◆ Problem: Extract each line of the data below exactly as written.

┌──

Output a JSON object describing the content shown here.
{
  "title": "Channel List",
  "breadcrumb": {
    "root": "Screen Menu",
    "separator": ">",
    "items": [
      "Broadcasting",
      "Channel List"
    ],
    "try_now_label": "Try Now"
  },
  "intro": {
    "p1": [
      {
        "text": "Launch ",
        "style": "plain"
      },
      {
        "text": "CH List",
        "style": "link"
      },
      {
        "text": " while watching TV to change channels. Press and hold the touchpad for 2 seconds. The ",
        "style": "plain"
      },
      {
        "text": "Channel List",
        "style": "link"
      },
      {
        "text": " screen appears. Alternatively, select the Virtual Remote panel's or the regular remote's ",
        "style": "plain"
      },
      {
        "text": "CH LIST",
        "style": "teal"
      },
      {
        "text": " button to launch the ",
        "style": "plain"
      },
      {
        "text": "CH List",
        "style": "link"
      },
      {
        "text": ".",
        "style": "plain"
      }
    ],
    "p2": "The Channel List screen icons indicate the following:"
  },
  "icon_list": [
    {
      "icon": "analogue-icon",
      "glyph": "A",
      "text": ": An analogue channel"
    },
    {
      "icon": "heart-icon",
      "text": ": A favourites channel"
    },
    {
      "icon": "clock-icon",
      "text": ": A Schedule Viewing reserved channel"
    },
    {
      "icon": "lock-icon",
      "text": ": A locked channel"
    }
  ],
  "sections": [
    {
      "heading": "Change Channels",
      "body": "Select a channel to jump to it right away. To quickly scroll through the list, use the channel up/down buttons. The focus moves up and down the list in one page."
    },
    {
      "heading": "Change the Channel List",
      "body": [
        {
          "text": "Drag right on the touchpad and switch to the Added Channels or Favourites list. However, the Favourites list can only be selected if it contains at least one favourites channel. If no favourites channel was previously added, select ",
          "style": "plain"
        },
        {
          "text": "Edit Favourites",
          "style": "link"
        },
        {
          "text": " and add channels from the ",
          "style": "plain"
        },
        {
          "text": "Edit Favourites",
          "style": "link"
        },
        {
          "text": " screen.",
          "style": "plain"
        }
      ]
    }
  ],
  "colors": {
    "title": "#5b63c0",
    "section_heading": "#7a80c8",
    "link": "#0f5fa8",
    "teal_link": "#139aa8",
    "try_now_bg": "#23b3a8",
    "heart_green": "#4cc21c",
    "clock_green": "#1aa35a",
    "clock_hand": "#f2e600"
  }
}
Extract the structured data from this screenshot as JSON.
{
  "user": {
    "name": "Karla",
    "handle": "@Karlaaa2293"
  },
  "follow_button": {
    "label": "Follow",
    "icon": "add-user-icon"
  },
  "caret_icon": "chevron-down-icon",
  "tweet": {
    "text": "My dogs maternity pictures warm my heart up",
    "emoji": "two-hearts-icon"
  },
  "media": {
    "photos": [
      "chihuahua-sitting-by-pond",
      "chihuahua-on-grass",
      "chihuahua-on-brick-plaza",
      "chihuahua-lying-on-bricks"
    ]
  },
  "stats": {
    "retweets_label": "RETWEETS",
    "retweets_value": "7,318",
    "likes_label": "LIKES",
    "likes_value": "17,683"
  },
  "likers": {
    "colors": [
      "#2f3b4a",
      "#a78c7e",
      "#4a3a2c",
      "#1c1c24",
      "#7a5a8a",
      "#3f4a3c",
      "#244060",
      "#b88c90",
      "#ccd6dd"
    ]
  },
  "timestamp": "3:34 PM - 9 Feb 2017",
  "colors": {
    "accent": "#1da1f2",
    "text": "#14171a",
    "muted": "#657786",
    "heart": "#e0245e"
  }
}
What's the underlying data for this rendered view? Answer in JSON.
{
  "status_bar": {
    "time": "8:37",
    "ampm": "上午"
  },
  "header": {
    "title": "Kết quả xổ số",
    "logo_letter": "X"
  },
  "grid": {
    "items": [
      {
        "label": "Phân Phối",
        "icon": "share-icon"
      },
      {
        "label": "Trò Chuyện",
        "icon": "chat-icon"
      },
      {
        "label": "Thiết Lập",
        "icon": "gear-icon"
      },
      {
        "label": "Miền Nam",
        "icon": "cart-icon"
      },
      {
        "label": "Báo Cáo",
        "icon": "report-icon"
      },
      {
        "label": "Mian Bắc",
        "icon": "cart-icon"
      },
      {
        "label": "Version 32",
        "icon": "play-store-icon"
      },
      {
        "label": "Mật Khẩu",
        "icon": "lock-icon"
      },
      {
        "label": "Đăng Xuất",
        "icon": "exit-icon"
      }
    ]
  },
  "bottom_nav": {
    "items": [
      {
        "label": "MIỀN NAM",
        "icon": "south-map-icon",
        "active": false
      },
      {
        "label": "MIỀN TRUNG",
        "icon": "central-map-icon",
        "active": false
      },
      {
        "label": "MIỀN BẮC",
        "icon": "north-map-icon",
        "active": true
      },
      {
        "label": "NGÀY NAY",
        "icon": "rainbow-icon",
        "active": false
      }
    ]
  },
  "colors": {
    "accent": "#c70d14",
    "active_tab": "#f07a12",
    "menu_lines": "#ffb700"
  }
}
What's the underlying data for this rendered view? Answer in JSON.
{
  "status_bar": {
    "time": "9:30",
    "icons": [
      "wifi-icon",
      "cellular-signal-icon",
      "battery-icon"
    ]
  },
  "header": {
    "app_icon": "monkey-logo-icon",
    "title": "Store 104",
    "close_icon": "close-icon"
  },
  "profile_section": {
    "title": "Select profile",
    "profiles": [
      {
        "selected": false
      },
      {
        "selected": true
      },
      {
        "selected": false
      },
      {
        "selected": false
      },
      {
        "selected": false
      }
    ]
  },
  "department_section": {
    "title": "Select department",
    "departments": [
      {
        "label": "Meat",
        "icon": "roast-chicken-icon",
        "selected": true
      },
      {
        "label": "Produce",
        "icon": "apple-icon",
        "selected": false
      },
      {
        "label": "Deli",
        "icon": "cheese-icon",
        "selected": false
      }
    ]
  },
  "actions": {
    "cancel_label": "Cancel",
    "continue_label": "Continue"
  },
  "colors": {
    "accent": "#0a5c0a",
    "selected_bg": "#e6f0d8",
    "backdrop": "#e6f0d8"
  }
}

└──

◆ Full output:
Output a JSON object describing the content shown here.
{
  "title": "Channel List",
  "breadcrumb": {
    "root": "Screen Menu",
    "separator": ">",
    "items": [
      "Broadcasting",
      "Channel List"
    ],
    "try_now_label": "Try Now"
  },
  "intro": {
    "p1": [
      {
        "text": "Launch ",
        "style": "plain"
      },
      {
        "text": "CH List",
        "style": "link"
      },
      {
        "text": " while watching TV to change channels. Press and hold the touchpad for 2 seconds. The ",
        "style": "plain"
      },
      {
        "text": "Channel List",
        "style": "link"
      },
      {
        "text": " screen appears. Alternatively, select the Virtual Remote panel's or the regular remote's ",
        "style": "plain"
      },
      {
        "text": "CH LIST",
        "style": "teal"
      },
      {
        "text": " button to launch the ",
        "style": "plain"
      },
      {
        "text": "CH List",
        "style": "link"
      },
      {
        "text": ".",
        "style": "plain"
      }
    ],
    "p2": "The Channel List screen icons indicate the following:"
  },
  "icon_list": [
    {
      "icon": "analogue-icon",
      "glyph": "A",
      "text": ": An analogue channel"
    },
    {
      "icon": "heart-icon",
      "text": ": A favourites channel"
    },
    {
      "icon": "clock-icon",
      "text": ": A Schedule Viewing reserved channel"
    },
    {
      "icon": "lock-icon",
      "text": ": A locked channel"
    }
  ],
  "sections": [
    {
      "heading": "Change Channels",
      "body": "Select a channel to jump to it right away. To quickly scroll through the list, use the channel up/down buttons. The focus moves up and down the list in one page."
    },
    {
      "heading": "Change the Channel List",
      "body": [
        {
          "text": "Drag right on the touchpad and switch to the Added Channels or Favourites list. However, the Favourites list can only be selected if it contains at least one favourites channel. If no favourites channel was previously added, select ",
          "style": "plain"
        },
        {
          "text": "Edit Favourites",
          "style": "link"
        },
        {
          "text": " and add channels from the ",
          "style": "plain"
        },
        {
          "text": "Edit Favourites",
          "style": "link"
        },
        {
          "text": " screen.",
          "style": "plain"
        }
      ]
    }
  ],
  "colors": {
    "title": "#5b63c0",
    "section_heading": "#7a80c8",
    "link": "#0f5fa8",
    "teal_link": "#139aa8",
    "try_now_bg": "#23b3a8",
    "heart_green": "#4cc21c",
    "clock_green": "#1aa35a",
    "clock_hand": "#f2e600"
  }
}
Extract the structured data from this screenshot as JSON.
{
  "user": {
    "name": "Karla",
    "handle": "@Karlaaa2293"
  },
  "follow_button": {
    "label": "Follow",
    "icon": "add-user-icon"
  },
  "caret_icon": "chevron-down-icon",
  "tweet": {
    "text": "My dogs maternity pictures warm my heart up",
    "emoji": "two-hearts-icon"
  },
  "media": {
    "photos": [
      "chihuahua-sitting-by-pond",
      "chihuahua-on-grass",
      "chihuahua-on-brick-plaza",
      "chihuahua-lying-on-bricks"
    ]
  },
  "stats": {
    "retweets_label": "RETWEETS",
    "retweets_value": "7,318",
    "likes_label": "LIKES",
    "likes_value": "17,683"
  },
  "likers": {
    "colors": [
      "#2f3b4a",
      "#a78c7e",
      "#4a3a2c",
      "#1c1c24",
      "#7a5a8a",
      "#3f4a3c",
      "#244060",
      "#b88c90",
      "#ccd6dd"
    ]
  },
  "timestamp": "3:34 PM - 9 Feb 2017",
  "colors": {
    "accent": "#1da1f2",
    "text": "#14171a",
    "muted": "#657786",
    "heart": "#e0245e"
  }
}
What's the underlying data for this rendered view? Answer in JSON.
{
  "status_bar": {
    "time": "8:37",
    "ampm": "上午"
  },
  "header": {
    "title": "Kết quả xổ số",
    "logo_letter": "X"
  },
  "grid": {
    "items": [
      {
        "label": "Phân Phối",
        "icon": "share-icon"
      },
      {
        "label": "Trò Chuyện",
        "icon": "chat-icon"
      },
      {
        "label": "Thiết Lập",
        "icon": "gear-icon"
      },
      {
        "label": "Miền Nam",
        "icon": "cart-icon"
      },
      {
        "label": "Báo Cáo",
        "icon": "report-icon"
      },
      {
        "label": "Mian Bắc",
        "icon": "cart-icon"
      },
      {
        "label": "Version 32",
        "icon": "play-store-icon"
      },
      {
        "label": "Mật Khẩu",
        "icon": "lock-icon"
      },
      {
        "label": "Đăng Xuất",
        "icon": "exit-icon"
      }
    ]
  },
  "bottom_nav": {
    "items": [
      {
        "label": "MIỀN NAM",
        "icon": "south-map-icon",
        "active": false
      },
      {
        "label": "MIỀN TRUNG",
        "icon": "central-map-icon",
        "active": false
      },
      {
        "label": "MIỀN BẮC",
        "icon": "north-map-icon",
        "active": true
      },
      {
        "label": "NGÀY NAY",
        "icon": "rainbow-icon",
        "active": false
      }
    ]
  },
  "colors": {
    "accent": "#c70d14",
    "active_tab": "#f07a12",
    "menu_lines": "#ffb700"
  }
}
What's the underlying data for this rendered view? Answer in JSON.
{
  "status_bar": {
    "time": "9:30",
    "icons": [
      "wifi-icon",
      "cellular-signal-icon",
      "battery-icon"
    ]
  },
  "header": {
    "app_icon": "monkey-logo-icon",
    "title": "Store 104",
    "close_icon": "close-icon"
  },
  "profile_section": {
    "title": "Select profile",
    "profiles": [
      {
        "selected": false
      },
      {
        "selected": true
      },
      {
        "selected": false
      },
      {
        "selected": false
      },
      {
        "selected": false
      }
    ]
  },
  "department_section": {
    "title": "Select department",
    "departments": [
      {
        "label": "Meat",
        "icon": "roast-chicken-icon",
        "selected": true
      },
      {
        "label": "Produce",
        "icon": "apple-icon",
        "selected": false
      },
      {
        "label": "Deli",
        "icon": "cheese-icon",
        "selected": false
      }
    ]
  },
  "actions": {
    "cancel_label": "Cancel",
    "continue_label": "Continue"
  },
  "colors": {
    "accent": "#0a5c0a",
    "selected_bg": "#e6f0d8",
    "backdrop": "#e6f0d8"
  }
}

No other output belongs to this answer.